INFPs and ISTJs are amongst the best, although I doubt they're the only ones who are. 

I can see why people say NFJs could be the worst, although I think it paints a poorer picture of us than we might deserve. If I'm told to keep something secret I will, without fail, no matter what it is. If I think something is highly sensitive I will also hold onto it forever. It's really only when I'm told something that feels a little borderline and I'm then put into a situation where I think it might genuinely be worthwhile to bring it up that my discretion is likely to falter. 

I'd also like to draw attention to the frequency with which our types are provided with others' personal information. There are several types that make great listeners, but for some reason, in my sincere opinion, it's the NFJs in whom people are most drawn to revealing their deepest secrets. I'm not alone amongst these types in saying I've had strangers divulge their innermost thoughts and feelings to me at almost the drop of the hat. Most days, in fact, I discuss something with someone that they would want me to keep secret, whether online or in person. For whatever reason people come to me with those types of conversation. 

So with that in mind, while I do understand what people are saying, I think there are good reasons for it. And if we do let go of more information than most types, I think we also hold onto more, purely by virtue of being given so much.


----------



## DAPHNE XO (Jan 16, 2012)

Khiro said:


> I'd also like to draw attention to the frequency with which our types are provided with others' personal information. There are several types that make great listeners, but for some reason, in my sincere opinion, it's the NFJs in whom people are most drawn to revealing their deepest secrets. I'm not alone amongst these types in saying I've had strangers divulge their innermost thoughts and feelings to me at almost the drop of the hat. Most days, in fact, I discuss something with someone that they would want me to keep secret, whether online or in person. For whatever reason people come to me with those types of conversation.
○ ○ ○ ○
▶ **REQUIRED TASK A**: Please revise the records from the line with "y-tick-label: 0.0 [95, 351, 113, 366]" through the end of the records, replacing "x-tick-label" with "x-axis-tick" and keeping everything else the same.
○ ○ ○ ○
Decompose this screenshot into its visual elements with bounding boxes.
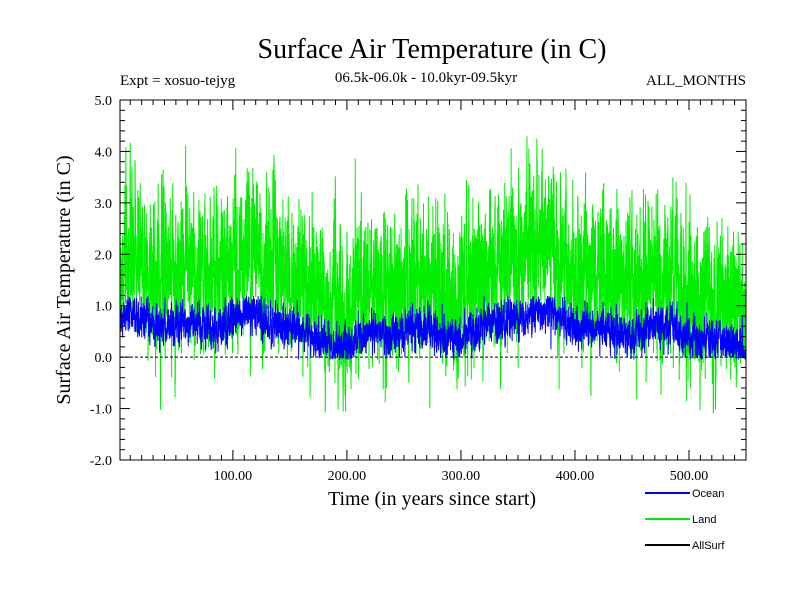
y-tick-label: 0.0 [95, 351, 113, 366]
y-tick-label: 3.0 [95, 197, 113, 212]
x-axis-label: Time (in years since start) [328, 488, 536, 510]
legend-label-ocean: Ocean [692, 488, 724, 500]
months-label: ALL_MONTHS [646, 73, 746, 89]
y-tick-label: -2.0 [90, 454, 112, 469]
legend-label-land: Land [692, 514, 716, 526]
y-tick-label: 4.0 [95, 145, 113, 160]
legend-label-allsurf: AllSurf [692, 540, 725, 552]
chart-title: Surface Air Temperature (in C) [258, 34, 607, 65]
x-tick-label: 200.00 [328, 469, 367, 484]
plot-series [119, 136, 747, 414]
series-land-line [119, 136, 747, 414]
x-tick-label: 100.00 [214, 469, 253, 484]
x-axis: 100.00 200.00 300.00 400.00 500.00 [129, 100, 736, 484]
experiment-label: Expt = xosuo-tejyg [120, 73, 236, 89]
period-label: 06.5k-06.0k - 10.0kyr-09.5kyr [335, 70, 517, 86]
y-tick-label: -1.0 [90, 403, 112, 418]
x-tick-label: 500.00 [670, 469, 709, 484]
y-tick-label: 1.0 [95, 300, 113, 315]
y-tick-label: 5.0 [95, 94, 113, 109]
series-ocean-line [119, 295, 747, 360]
y-axis: -2.0 -1.0 0.0 1.0 2.0 3.0 4.0 5.0 [90, 94, 746, 469]
x-tick-label: 400.00 [556, 469, 595, 484]
plot-frame [119, 99, 747, 461]
y-tick-label: 2.0 [95, 248, 113, 263]
legend: Ocean Land AllSurf [645, 488, 725, 552]
x-tick-label: 300.00 [442, 469, 481, 484]
y-axis-label: Surface Air Temperature (in C) [53, 155, 75, 404]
○ ○ ○ ○
▶ **REQUIRED TASK B**: In the forum thread on keeping secrets, which two types are named as amongst the best?

▶ **WRITTEN RESPONSE A**:
y-tick-label: 0.0 [95, 351, 113, 366]
y-tick-label: 3.0 [95, 197, 113, 212]
x-axis-label: Time (in years since start) [328, 488, 536, 510]
legend-label-ocean: Ocean [692, 488, 724, 500]
months-label: ALL_MONTHS [646, 73, 746, 89]
y-tick-label: -2.0 [90, 454, 112, 469]
legend-label-land: Land [692, 514, 716, 526]
y-tick-label: 4.0 [95, 145, 113, 160]
legend-label-allsurf: AllSurf [692, 540, 725, 552]
chart-title: Surface Air Temperature (in C) [258, 34, 607, 65]
x-axis-tick: 200.00 [328, 469, 367, 484]
plot-series [119, 136, 747, 414]
series-land-line [119, 136, 747, 414]
x-axis-tick: 100.00 [214, 469, 253, 484]
x-axis: 100.00 200.00 300.00 400.00 500.00 [129, 100, 736, 484]
experiment-label: Expt = xosuo-tejyg [120, 73, 236, 89]
period-label: 06.5k-06.0k - 10.0kyr-09.5kyr [335, 70, 517, 86]
y-tick-label: -1.0 [90, 403, 112, 418]
x-axis-tick: 500.00 [670, 469, 709, 484]
y-tick-label: 1.0 [95, 300, 113, 315]
y-tick-label: 5.0 [95, 94, 113, 109]
series-ocean-line [119, 295, 747, 360]
y-axis: -2.0 -1.0 0.0 1.0 2.0 3.0 4.0 5.0 [90, 94, 746, 469]
x-axis-tick: 400.00 [556, 469, 595, 484]
plot-frame [119, 99, 747, 461]
y-tick-label: 2.0 [95, 248, 113, 263]
legend: Ocean Land AllSurf [645, 488, 725, 552]
x-axis-tick: 300.00 [442, 469, 481, 484]
y-axis-label: Surface Air Temperature (in C) [53, 155, 75, 404]

▶ **WRITTEN RESPONSE B**: INFPs and ISTJs.